Rows from a dataset
————
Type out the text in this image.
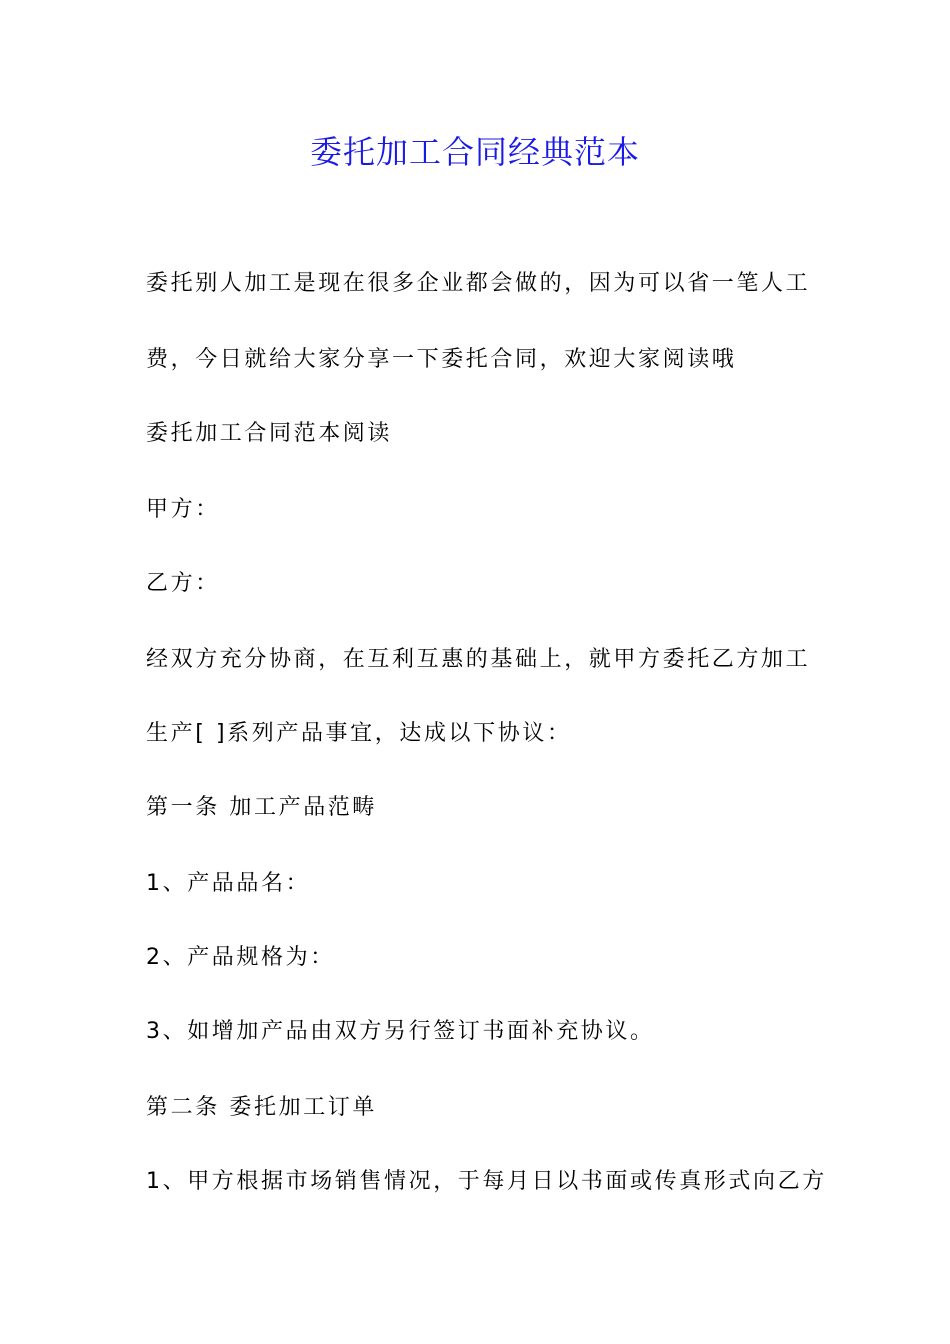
委托加工合同经典范本

委托别人加工是现在很多企业都会做的，因为可以省一笔人工

费，今日就给大家分享一下委托合同，欢迎大家阅读哦

委托加工合同范本阅读

甲方：

乙方：

经双方充分协商，在互利互惠的基础上，就甲方委托乙方加工

生产[ ]系列产品事宜，达成以下协议：

第一条 加工产品范畴

1、产品品名：

2、产品规格为：

3、如增加产品由双方另行签订书面补充协议。

第二条 委托加工订单

1、甲方根据市场销售情况，于每月日以书面或传真形式向乙方
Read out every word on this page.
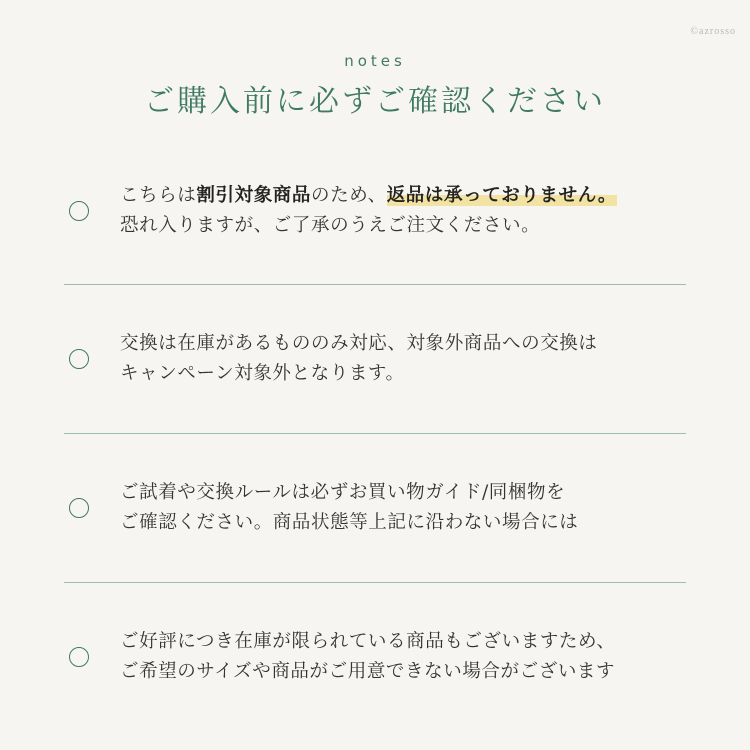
©azrosso

notes

ご購入前に必ずご確認ください
こちらは割引対象商品のため、返品は承っておりません。
恐れ入りますが、ご了承のうえご注文ください。
交換は在庫があるもののみ対応、対象外商品への交換は
キャンペーン対象外となります。
ご試着や交換ルールは必ずお買い物ガイド/同梱物を
ご確認ください。商品状態等上記に沿わない場合には
ご好評につき在庫が限られている商品もございますため、
ご希望のサイズや商品がご用意できない場合がございます
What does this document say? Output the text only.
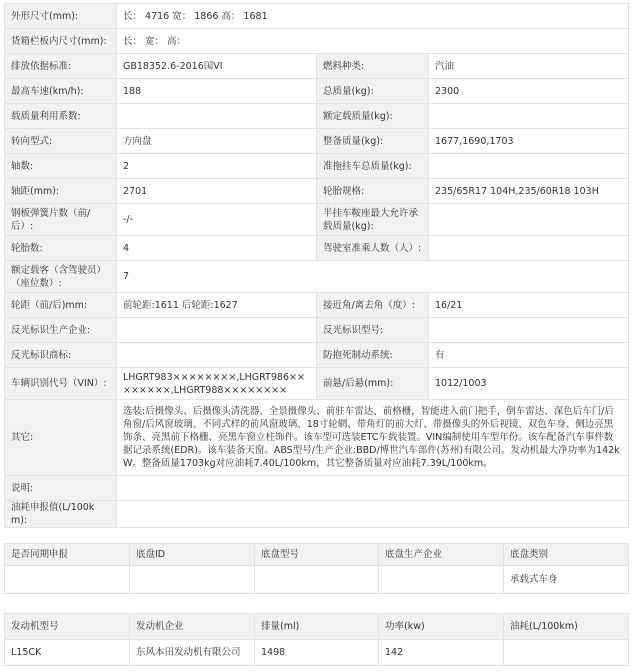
外形尺寸(mm):	长： 4716 宽： 1866 高： 1681		
货箱栏板内尺寸(mm):	长： 宽： 高：		
排放依据标准:	GB18352.6-2016国VI	燃料种类:	汽油
最高车速(km/h):	188	总质量(kg):	2300
载质量利用系数:		额定载质量(kg):	
转向型式:	方向盘	整备质量(kg):	1677,1690,1703
轴数:	2	准拖挂车总质量(kg):	
轴距(mm):	2701	轮胎规格:	235/65R17 104H,235/60R18 103H
钢板弹簧片数（前/后）:	-/-	半挂车鞍座最大允许承载质量(kg):	
轮胎数:	4	驾驶室准乘人数（人）:	
额定载客（含驾驶员）（座位数）:	7		
轮距（前/后)mm:	前轮距:1611 后轮距:1627	接近角/离去角（度）:	16/21
反光标识生产企业:		反光标识型号:	
反光标识商标:		防抱死制动系统:	有
车辆识别代号（VIN）:	LHGRT983××××××××,LHGRT986××××××××,LHGRT988××××××××	前悬/后悬(mm):	1012/1003
其它:	选装:后摄像头、后摄像头清洗器、全景摄像头、前驻车雷达、前格栅，智能进入前门把手，倒车雷达、深色后车门/后角窗/后风窗玻璃、不同式样的前风窗玻璃、18寸轮辋、带角灯的前大灯、带摄像头的外后视镜、双色车身、侧边亮黑饰条、亮黑前下格栅、亮黑车窗立柱饰件。该车型可选装ETC车载装置。VIN编制使用车型年份。该车配备汽车事件数据记录系统(EDR)。该车装备天窗。ABS型号/生产企业:BBD/博世汽车部件(苏州)有限公司。发动机最大净功率为142kW。整备质量1703kg对应油耗7.40L/100km，其它整备质量对应油耗7.39L/100km。		
说明:			
油耗申报值(L/100km):			
是否同期申报	底盘ID	底盘型号	底盘生产企业	底盘类别
				承载式车身
发动机型号	发动机企业	排量(ml)	功率(kw)	油耗(L/100km)
L15CK	东风本田发动机有限公司	1498	142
————
Direction: Repeat the data exactly, excluding the pictures.

Solution to the problem:
Type out the text in this image.
委托加工合同经典范本

委托别人加工是现在很多企业都会做的，因为可以省一笔人工

费，今日就给大家分享一下委托合同，欢迎大家阅读哦

委托加工合同范本阅读

甲方：

乙方：

经双方充分协商，在互利互惠的基础上，就甲方委托乙方加工

生产[ ]系列产品事宜，达成以下协议：

第一条 加工产品范畴

1、产品品名：

2、产品规格为：

3、如增加产品由双方另行签订书面补充协议。

第二条 委托加工订单

1、甲方根据市场销售情况，于每月日以书面或传真形式向乙方
Read out every word on this page.
©azrosso

notes

ご購入前に必ずご確認ください
こちらは割引対象商品のため、返品は承っておりません。
恐れ入りますが、ご了承のうえご注文ください。
交換は在庫があるもののみ対応、対象外商品への交換は
キャンペーン対象外となります。
ご試着や交換ルールは必ずお買い物ガイド/同梱物を
ご確認ください。商品状態等上記に沿わない場合には
ご好評につき在庫が限られている商品もございますため、
ご希望のサイズや商品がご用意できない場合がございます
What does this document say? Output the text only.
外形尺寸(mm):	长： 4716 宽： 1866 高： 1681		
货箱栏板内尺寸(mm):	长： 宽： 高：		
排放依据标准:	GB18352.6-2016国VI	燃料种类:	汽油
最高车速(km/h):	188	总质量(kg):	2300
载质量利用系数:		额定载质量(kg):	
转向型式:	方向盘	整备质量(kg):	1677,1690,1703
轴数:	2	准拖挂车总质量(kg):	
轴距(mm):	2701	轮胎规格:	235/65R17 104H,235/60R18 103H
钢板弹簧片数（前/后）:	-/-	半挂车鞍座最大允许承载质量(kg):	
轮胎数:	4	驾驶室准乘人数（人）:	
额定载客（含驾驶员）（座位数）:	7		
轮距（前/后)mm:	前轮距:1611 后轮距:1627	接近角/离去角（度）:	16/21
反光标识生产企业:		反光标识型号:	
反光标识商标:		防抱死制动系统:	有
车辆识别代号（VIN）:	LHGRT983××××××××,LHGRT986××××××××,LHGRT988××××××××	前悬/后悬(mm):	1012/1003
其它:	选装:后摄像头、后摄像头清洗器、全景摄像头、前驻车雷达、前格栅，智能进入前门把手，倒车雷达、深色后车门/后角窗/后风窗玻璃、不同式样的前风窗玻璃、18寸轮辋、带角灯的前大灯、带摄像头的外后视镜、双色车身、侧边亮黑饰条、亮黑前下格栅、亮黑车窗立柱饰件。该车型可选装ETC车载装置。VIN编制使用车型年份。该车配备汽车事件数据记录系统(EDR)。该车装备天窗。ABS型号/生产企业:BBD/博世汽车部件(苏州)有限公司。发动机最大净功率为142kW。整备质量1703kg对应油耗7.40L/100km，其它整备质量对应油耗7.39L/100km。		
说明:			
油耗申报值(L/100km):			
是否同期申报	底盘ID	底盘型号	底盘生产企业	底盘类别
				承载式车身
发动机型号	发动机企业	排量(ml)	功率(kw)	油耗(L/100km)
L15CK	东风本田发动机有限公司	1498	142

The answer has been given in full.